Are you able to retype all the records below exactly?

[Data excerpts]
begin

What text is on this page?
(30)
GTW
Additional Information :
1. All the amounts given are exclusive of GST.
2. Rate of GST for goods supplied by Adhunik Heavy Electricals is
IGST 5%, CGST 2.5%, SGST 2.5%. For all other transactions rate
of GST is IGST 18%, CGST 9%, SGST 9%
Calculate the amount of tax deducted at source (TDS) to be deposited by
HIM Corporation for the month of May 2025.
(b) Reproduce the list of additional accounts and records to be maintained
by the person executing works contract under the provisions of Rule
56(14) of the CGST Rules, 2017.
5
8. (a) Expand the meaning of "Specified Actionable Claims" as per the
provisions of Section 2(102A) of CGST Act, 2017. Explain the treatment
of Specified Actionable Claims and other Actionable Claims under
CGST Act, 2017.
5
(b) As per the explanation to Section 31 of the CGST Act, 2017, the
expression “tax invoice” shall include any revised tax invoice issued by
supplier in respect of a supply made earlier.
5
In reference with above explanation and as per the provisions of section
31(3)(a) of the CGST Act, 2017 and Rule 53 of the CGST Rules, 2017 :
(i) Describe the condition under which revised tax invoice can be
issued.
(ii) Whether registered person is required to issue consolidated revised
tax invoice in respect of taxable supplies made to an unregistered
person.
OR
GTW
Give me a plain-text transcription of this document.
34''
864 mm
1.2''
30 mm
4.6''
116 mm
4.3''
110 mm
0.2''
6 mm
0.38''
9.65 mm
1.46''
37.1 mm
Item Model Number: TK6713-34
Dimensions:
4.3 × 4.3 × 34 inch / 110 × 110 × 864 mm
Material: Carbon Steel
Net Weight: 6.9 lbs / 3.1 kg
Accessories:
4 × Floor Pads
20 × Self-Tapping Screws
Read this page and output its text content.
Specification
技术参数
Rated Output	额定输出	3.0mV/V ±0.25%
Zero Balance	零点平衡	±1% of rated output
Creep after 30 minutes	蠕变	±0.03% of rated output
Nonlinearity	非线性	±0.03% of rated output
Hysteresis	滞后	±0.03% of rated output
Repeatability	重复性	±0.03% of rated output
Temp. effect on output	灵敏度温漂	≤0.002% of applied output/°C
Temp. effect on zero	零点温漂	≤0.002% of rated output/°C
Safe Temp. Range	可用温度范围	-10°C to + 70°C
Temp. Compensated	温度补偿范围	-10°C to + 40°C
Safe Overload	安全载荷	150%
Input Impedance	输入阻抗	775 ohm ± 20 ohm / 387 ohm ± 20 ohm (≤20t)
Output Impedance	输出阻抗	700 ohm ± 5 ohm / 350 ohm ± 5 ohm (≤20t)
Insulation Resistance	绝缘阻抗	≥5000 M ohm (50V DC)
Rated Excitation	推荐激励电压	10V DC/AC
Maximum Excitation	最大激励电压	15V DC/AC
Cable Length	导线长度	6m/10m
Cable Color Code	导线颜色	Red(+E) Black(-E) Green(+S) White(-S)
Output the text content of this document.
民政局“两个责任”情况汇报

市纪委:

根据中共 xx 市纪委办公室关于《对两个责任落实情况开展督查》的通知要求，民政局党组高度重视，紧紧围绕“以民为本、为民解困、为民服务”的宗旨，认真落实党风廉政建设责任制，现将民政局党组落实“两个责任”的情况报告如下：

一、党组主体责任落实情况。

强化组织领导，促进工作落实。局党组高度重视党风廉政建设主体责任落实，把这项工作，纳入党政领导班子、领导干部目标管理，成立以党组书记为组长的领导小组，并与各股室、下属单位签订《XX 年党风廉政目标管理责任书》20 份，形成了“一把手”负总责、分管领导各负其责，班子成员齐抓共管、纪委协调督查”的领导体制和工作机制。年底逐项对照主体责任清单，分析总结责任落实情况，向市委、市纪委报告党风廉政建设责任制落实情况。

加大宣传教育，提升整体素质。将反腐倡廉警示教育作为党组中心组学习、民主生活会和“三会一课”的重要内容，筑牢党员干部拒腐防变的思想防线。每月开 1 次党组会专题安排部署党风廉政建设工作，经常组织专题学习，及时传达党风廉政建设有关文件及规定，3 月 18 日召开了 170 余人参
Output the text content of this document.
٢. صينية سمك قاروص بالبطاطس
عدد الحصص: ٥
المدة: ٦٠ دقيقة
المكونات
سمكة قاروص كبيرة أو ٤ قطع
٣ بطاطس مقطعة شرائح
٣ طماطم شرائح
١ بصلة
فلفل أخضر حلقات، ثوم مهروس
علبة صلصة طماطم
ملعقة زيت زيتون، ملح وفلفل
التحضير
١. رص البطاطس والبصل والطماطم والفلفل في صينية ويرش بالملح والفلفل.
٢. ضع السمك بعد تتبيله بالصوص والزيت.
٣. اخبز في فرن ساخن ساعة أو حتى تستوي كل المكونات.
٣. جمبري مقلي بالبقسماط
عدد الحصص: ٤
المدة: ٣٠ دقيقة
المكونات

end

• RESULT OF THIS EXERCISE:
What text is on this page?
(30)
GTW
Additional Information :
1. All the amounts given are exclusive of GST.
2. Rate of GST for goods supplied by Adhunik Heavy Electricals is
IGST 5%, CGST 2.5%, SGST 2.5%. For all other transactions rate
of GST is IGST 18%, CGST 9%, SGST 9%
Calculate the amount of tax deducted at source (TDS) to be deposited by
HIM Corporation for the month of May 2025.
(b) Reproduce the list of additional accounts and records to be maintained
by the person executing works contract under the provisions of Rule
56(14) of the CGST Rules, 2017.
5
8. (a) Expand the meaning of "Specified Actionable Claims" as per the
provisions of Section 2(102A) of CGST Act, 2017. Explain the treatment
of Specified Actionable Claims and other Actionable Claims under
CGST Act, 2017.
5
(b) As per the explanation to Section 31 of the CGST Act, 2017, the
expression “tax invoice” shall include any revised tax invoice issued by
supplier in respect of a supply made earlier.
5
In reference with above explanation and as per the provisions of section
31(3)(a) of the CGST Act, 2017 and Rule 53 of the CGST Rules, 2017 :
(i) Describe the condition under which revised tax invoice can be
issued.
(ii) Whether registered person is required to issue consolidated revised
tax invoice in respect of taxable supplies made to an unregistered
person.
OR
GTW
Give me a plain-text transcription of this document.
34''
864 mm
1.2''
30 mm
4.6''
116 mm
4.3''
110 mm
0.2''
6 mm
0.38''
9.65 mm
1.46''
37.1 mm
Item Model Number: TK6713-34
Dimensions:
4.3 × 4.3 × 34 inch / 110 × 110 × 864 mm
Material: Carbon Steel
Net Weight: 6.9 lbs / 3.1 kg
Accessories:
4 × Floor Pads
20 × Self-Tapping Screws
Read this page and output its text content.
Specification
技术参数
Rated Output	额定输出	3.0mV/V ±0.25%
Zero Balance	零点平衡	±1% of rated output
Creep after 30 minutes	蠕变	±0.03% of rated output
Nonlinearity	非线性	±0.03% of rated output
Hysteresis	滞后	±0.03% of rated output
Repeatability	重复性	±0.03% of rated output
Temp. effect on output	灵敏度温漂	≤0.002% of applied output/°C
Temp. effect on zero	零点温漂	≤0.002% of rated output/°C
Safe Temp. Range	可用温度范围	-10°C to + 70°C
Temp. Compensated	温度补偿范围	-10°C to + 40°C
Safe Overload	安全载荷	150%
Input Impedance	输入阻抗	775 ohm ± 20 ohm / 387 ohm ± 20 ohm (≤20t)
Output Impedance	输出阻抗	700 ohm ± 5 ohm / 350 ohm ± 5 ohm (≤20t)
Insulation Resistance	绝缘阻抗	≥5000 M ohm (50V DC)
Rated Excitation	推荐激励电压	10V DC/AC
Maximum Excitation	最大激励电压	15V DC/AC
Cable Length	导线长度	6m/10m
Cable Color Code	导线颜色	Red(+E) Black(-E) Green(+S) White(-S)
Output the text content of this document.
民政局“两个责任”情况汇报

市纪委:

根据中共 xx 市纪委办公室关于《对两个责任落实情况开展督查》的通知要求，民政局党组高度重视，紧紧围绕“以民为本、为民解困、为民服务”的宗旨，认真落实党风廉政建设责任制，现将民政局党组落实“两个责任”的情况报告如下：

一、党组主体责任落实情况。

强化组织领导，促进工作落实。局党组高度重视党风廉政建设主体责任落实，把这项工作，纳入党政领导班子、领导干部目标管理，成立以党组书记为组长的领导小组，并与各股室、下属单位签订《XX 年党风廉政目标管理责任书》20 份，形成了“一把手”负总责、分管领导各负其责，班子成员齐抓共管、纪委协调督查”的领导体制和工作机制。年底逐项对照主体责任清单，分析总结责任落实情况，向市委、市纪委报告党风廉政建设责任制落实情况。

加大宣传教育，提升整体素质。将反腐倡廉警示教育作为党组中心组学习、民主生活会和“三会一课”的重要内容，筑牢党员干部拒腐防变的思想防线。每月开 1 次党组会专题安排部署党风廉政建设工作，经常组织专题学习，及时传达党风廉政建设有关文件及规定，3 月 18 日召开了 170 余人参
Output the text content of this document.
٢. صينية سمك قاروص بالبطاطس
عدد الحصص: ٥
المدة: ٦٠ دقيقة
المكونات
سمكة قاروص كبيرة أو ٤ قطع
٣ بطاطس مقطعة شرائح
٣ طماطم شرائح
١ بصلة
فلفل أخضر حلقات، ثوم مهروس
علبة صلصة طماطم
ملعقة زيت زيتون، ملح وفلفل
التحضير
١. رص البطاطس والبصل والطماطم والفلفل في صينية ويرش بالملح والفلفل.
٢. ضع السمك بعد تتبيله بالصوص والزيت.
٣. اخبز في فرن ساخن ساعة أو حتى تستوي كل المكونات.
٣. جمبري مقلي بالبقسماط
عدد الحصص: ٤
المدة: ٣٠ دقيقة
المكونات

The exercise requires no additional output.